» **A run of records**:
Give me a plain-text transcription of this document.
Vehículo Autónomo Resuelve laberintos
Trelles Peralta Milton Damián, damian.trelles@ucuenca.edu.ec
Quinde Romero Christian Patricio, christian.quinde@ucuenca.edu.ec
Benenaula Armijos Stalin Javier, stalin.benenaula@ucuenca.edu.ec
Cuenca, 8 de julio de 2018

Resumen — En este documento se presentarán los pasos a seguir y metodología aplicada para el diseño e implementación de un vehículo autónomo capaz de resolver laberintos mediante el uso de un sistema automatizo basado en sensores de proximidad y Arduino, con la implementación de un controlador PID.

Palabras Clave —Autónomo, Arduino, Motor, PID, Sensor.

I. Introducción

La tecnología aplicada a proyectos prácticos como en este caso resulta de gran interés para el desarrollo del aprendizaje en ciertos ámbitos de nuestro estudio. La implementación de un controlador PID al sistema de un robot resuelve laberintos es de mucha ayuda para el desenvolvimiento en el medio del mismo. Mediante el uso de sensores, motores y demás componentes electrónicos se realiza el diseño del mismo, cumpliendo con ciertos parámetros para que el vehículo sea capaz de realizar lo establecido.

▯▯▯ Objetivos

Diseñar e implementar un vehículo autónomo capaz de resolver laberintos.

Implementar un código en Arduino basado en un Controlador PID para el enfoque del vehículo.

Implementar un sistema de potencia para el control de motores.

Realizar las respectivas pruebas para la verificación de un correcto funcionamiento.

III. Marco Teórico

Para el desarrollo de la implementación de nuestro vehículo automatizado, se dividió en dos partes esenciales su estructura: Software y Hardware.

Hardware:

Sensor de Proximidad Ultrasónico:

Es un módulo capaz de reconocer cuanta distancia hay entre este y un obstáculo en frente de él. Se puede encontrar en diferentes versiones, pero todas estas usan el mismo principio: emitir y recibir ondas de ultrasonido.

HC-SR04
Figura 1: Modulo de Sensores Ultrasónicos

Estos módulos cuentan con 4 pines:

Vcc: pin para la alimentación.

...

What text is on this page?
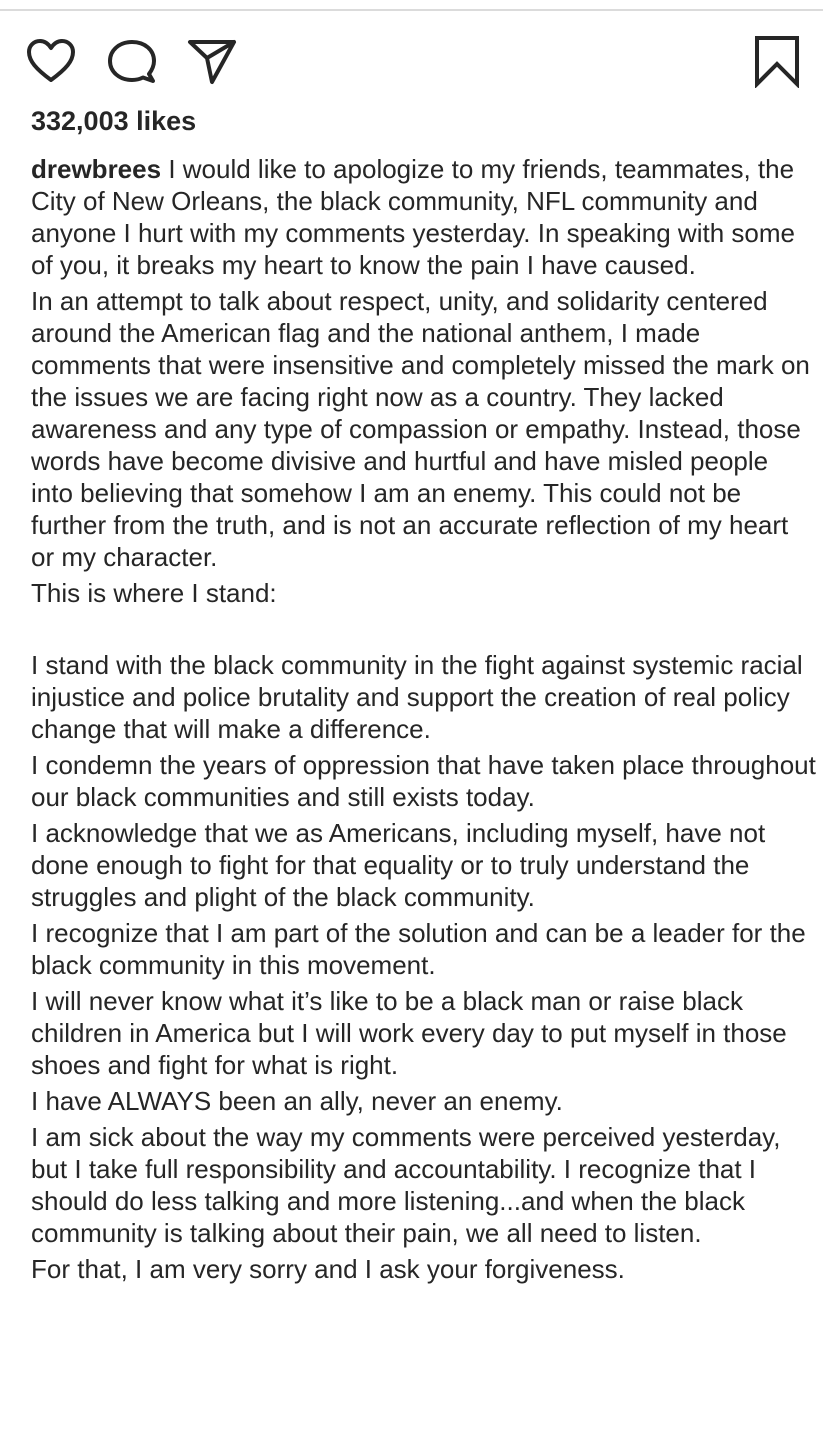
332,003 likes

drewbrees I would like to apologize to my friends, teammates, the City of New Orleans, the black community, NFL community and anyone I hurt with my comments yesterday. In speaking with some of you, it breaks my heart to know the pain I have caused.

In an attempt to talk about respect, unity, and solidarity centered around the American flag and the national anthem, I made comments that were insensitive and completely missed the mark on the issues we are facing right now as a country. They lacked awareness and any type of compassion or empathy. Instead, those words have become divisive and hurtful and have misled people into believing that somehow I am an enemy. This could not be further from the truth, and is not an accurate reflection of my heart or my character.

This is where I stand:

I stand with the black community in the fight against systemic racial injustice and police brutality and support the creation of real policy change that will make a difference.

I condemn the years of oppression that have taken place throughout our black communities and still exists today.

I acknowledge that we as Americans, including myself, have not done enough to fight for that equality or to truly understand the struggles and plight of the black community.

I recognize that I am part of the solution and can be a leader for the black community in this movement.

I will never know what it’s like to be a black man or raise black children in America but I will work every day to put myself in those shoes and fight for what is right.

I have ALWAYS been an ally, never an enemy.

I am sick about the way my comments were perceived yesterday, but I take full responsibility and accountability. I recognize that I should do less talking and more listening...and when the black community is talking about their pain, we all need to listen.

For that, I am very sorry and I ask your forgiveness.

» **REQUIREMENTS**:
Report how many lines of the entries hold the word "Hardware". Nothing else is needed.

» **ANSWER TO THE TASK**:
2